Collection entries:
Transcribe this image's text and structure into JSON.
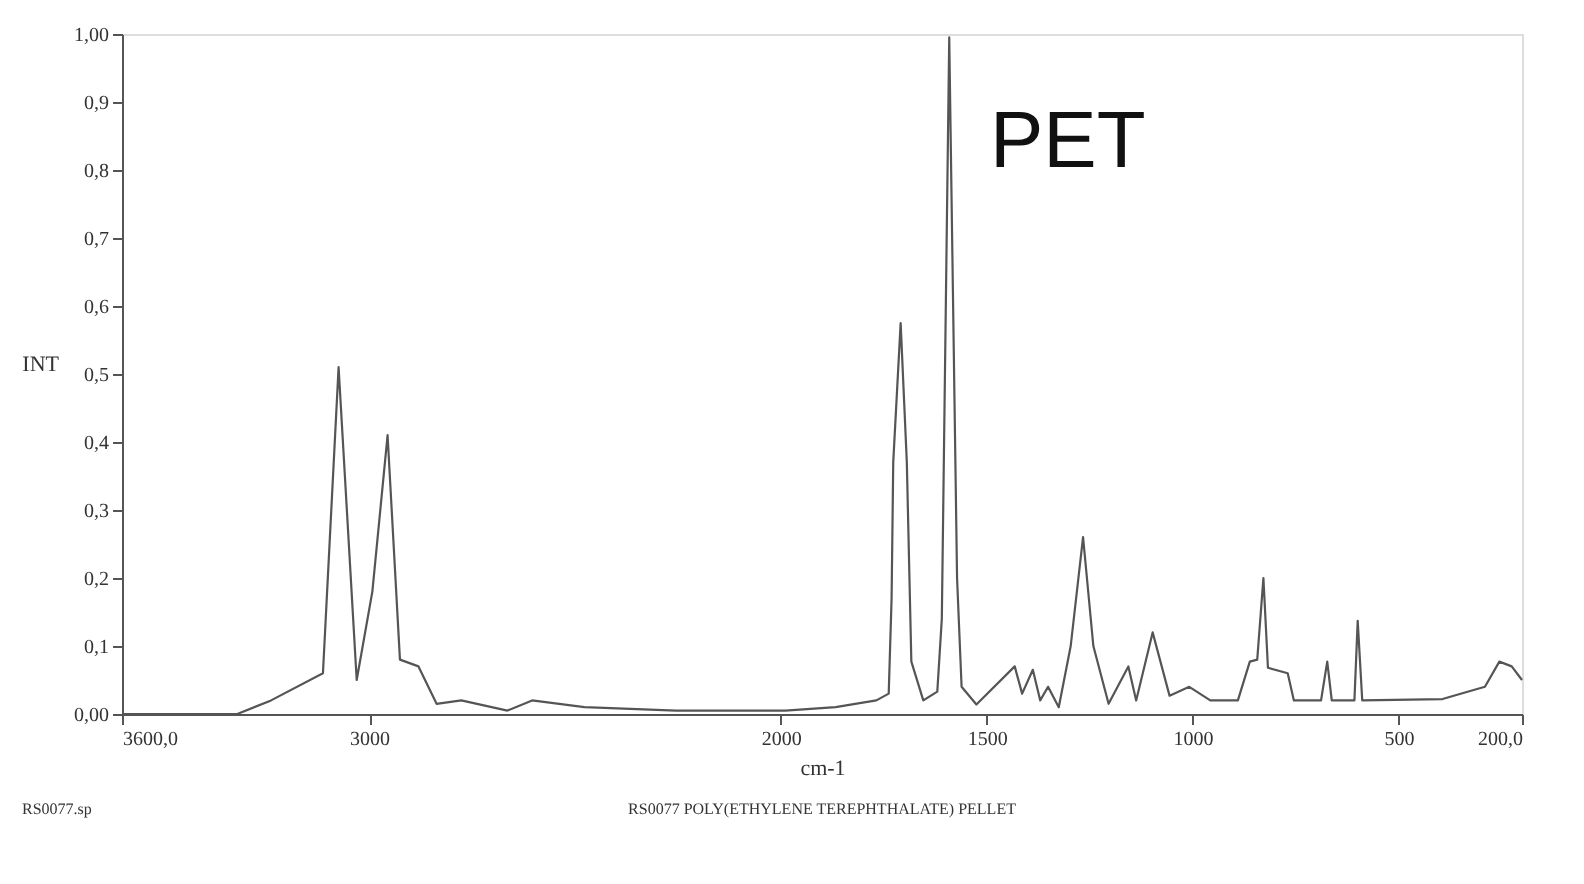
{
  "chart_data": {
    "type": "line",
    "xlabel": "cm-1",
    "ylabel": "INT",
    "annotations": [
      "PET",
      "RS0077.sp",
      "RS0077 POLY(ETHYLENE TEREPHTHALATE) PELLET"
    ],
    "x": [
      3600,
      3320,
      3238,
      3112,
      3074,
      3030,
      2992,
      2955,
      2925,
      2880,
      2836,
      2776,
      2664,
      2604,
      2477,
      2254,
      1989,
      1867,
      1768,
      1738,
      1731,
      1727,
      1709,
      1694,
      1683,
      1654,
      1620,
      1609,
      1591,
      1572,
      1561,
      1525,
      1432,
      1414,
      1388,
      1370,
      1351,
      1325,
      1296,
      1266,
      1241,
      1204,
      1156,
      1137,
      1097,
      1056,
      1008,
      957,
      890,
      861,
      843,
      828,
      817,
      769,
      754,
      688,
      673,
      662,
      607,
      599,
      588,
      393,
      290,
      255,
      225,
      200
    ],
    "series": [
      {
        "color": "#555555",
        "values": [
          0.0,
          0.0,
          0.02,
          0.06,
          0.51,
          0.05,
          0.18,
          0.41,
          0.08,
          0.07,
          0.015,
          0.02,
          0.005,
          0.02,
          0.01,
          0.005,
          0.005,
          0.01,
          0.02,
          0.03,
          0.17,
          0.37,
          0.575,
          0.37,
          0.077,
          0.02,
          0.033,
          0.14,
          0.995,
          0.2,
          0.04,
          0.014,
          0.07,
          0.03,
          0.065,
          0.02,
          0.04,
          0.01,
          0.1,
          0.26,
          0.1,
          0.015,
          0.07,
          0.02,
          0.12,
          0.027,
          0.04,
          0.02,
          0.02,
          0.077,
          0.08,
          0.2,
          0.068,
          0.06,
          0.02,
          0.02,
          0.077,
          0.02,
          0.02,
          0.137,
          0.02,
          0.022,
          0.04,
          0.077,
          0.07,
          0.05
        ]
      }
    ],
    "xlim": [
      3600,
      200
    ],
    "xticks": [
      {
        "value": 3600,
        "label": "3600,0"
      },
      3000,
      2000,
      1500,
      1000,
      500,
      {
        "value": 200,
        "label": "200,0"
      }
    ],
    "ylim": [
      0,
      1
    ],
    "yticks": [
      {
        "value": 0,
        "label": "0,00"
      },
      {
        "value": 0.1,
        "label": "0,1"
      },
      {
        "value": 0.2,
        "label": "0,2"
      },
      {
        "value": 0.3,
        "label": "0,3"
      },
      {
        "value": 0.4,
        "label": "0,4"
      },
      {
        "value": 0.5,
        "label": "0,5"
      },
      {
        "value": 0.6,
        "label": "0,6"
      },
      {
        "value": 0.7,
        "label": "0,7"
      },
      {
        "value": 0.8,
        "label": "0,8"
      },
      {
        "value": 0.9,
        "label": "0,9"
      },
      {
        "value": 1,
        "label": "1,00"
      }
    ],
    "grid": false,
    "line_style": "solid",
    "marker": "none"
  }
}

- **Required work**:
The listing above needs to be output again exactly. Don't include the pictures.

- **Response for this exercise**:
Transcribe this image's text and structure into JSON.
{
  "chart_data": {
    "type": "line",
    "xlabel": "cm-1",
    "ylabel": "INT",
    "annotations": [
      "PET",
      "RS0077.sp",
      "RS0077 POLY(ETHYLENE TEREPHTHALATE) PELLET"
    ],
    "x": [
      3600,
      3320,
      3238,
      3112,
      3074,
      3030,
      2992,
      2955,
      2925,
      2880,
      2836,
      2776,
      2664,
      2604,
      2477,
      2254,
      1989,
      1867,
      1768,
      1738,
      1731,
      1727,
      1709,
      1694,
      1683,
      1654,
      1620,
      1609,
      1591,
      1572,
      1561,
      1525,
      1432,
      1414,
      1388,
      1370,
      1351,
      1325,
      1296,
      1266,
      1241,
      1204,
      1156,
      1137,
      1097,
      1056,
      1008,
      957,
      890,
      861,
      843,
      828,
      817,
      769,
      754,
      688,
      673,
      662,
      607,
      599,
      588,
      393,
      290,
      255,
      225,
      200
    ],
    "series": [
      {
        "color": "#555555",
        "values": [
          0.0,
          0.0,
          0.02,
          0.06,
          0.51,
          0.05,
          0.18,
          0.41,
          0.08,
          0.07,
          0.015,
          0.02,
          0.005,
          0.02,
          0.01,
          0.005,
          0.005,
          0.01,
          0.02,
          0.03,
          0.17,
          0.37,
          0.575,
          0.37,
          0.077,
          0.02,
          0.033,
          0.14,
          0.995,
          0.2,
          0.04,
          0.014,
          0.07,
          0.03,
          0.065,
          0.02,
          0.04,
          0.01,
          0.1,
          0.26,
          0.1,
          0.015,
          0.07,
          0.02,
          0.12,
          0.027,
          0.04,
          0.02,
          0.02,
          0.077,
          0.08,
          0.2,
          0.068,
          0.06,
          0.02,
          0.02,
          0.077,
          0.02,
          0.02,
          0.137,
          0.02,
          0.022,
          0.04,
          0.077,
          0.07,
          0.05
        ]
      }
    ],
    "xlim": [
      3600,
      200
    ],
    "xticks": [
      {
        "value": 3600,
        "label": "3600,0"
      },
      3000,
      2000,
      1500,
      1000,
      500,
      {
        "value": 200,
        "label": "200,0"
      }
    ],
    "ylim": [
      0,
      1
    ],
    "yticks": [
      {
        "value": 0,
        "label": "0,00"
      },
      {
        "value": 0.1,
        "label": "0,1"
      },
      {
        "value": 0.2,
        "label": "0,2"
      },
      {
        "value": 0.3,
        "label": "0,3"
      },
      {
        "value": 0.4,
        "label": "0,4"
      },
      {
        "value": 0.5,
        "label": "0,5"
      },
      {
        "value": 0.6,
        "label": "0,6"
      },
      {
        "value": 0.7,
        "label": "0,7"
      },
      {
        "value": 0.8,
        "label": "0,8"
      },
      {
        "value": 0.9,
        "label": "0,9"
      },
      {
        "value": 1,
        "label": "1,00"
      }
    ],
    "grid": false,
    "line_style": "solid",
    "marker": "none"
  }
}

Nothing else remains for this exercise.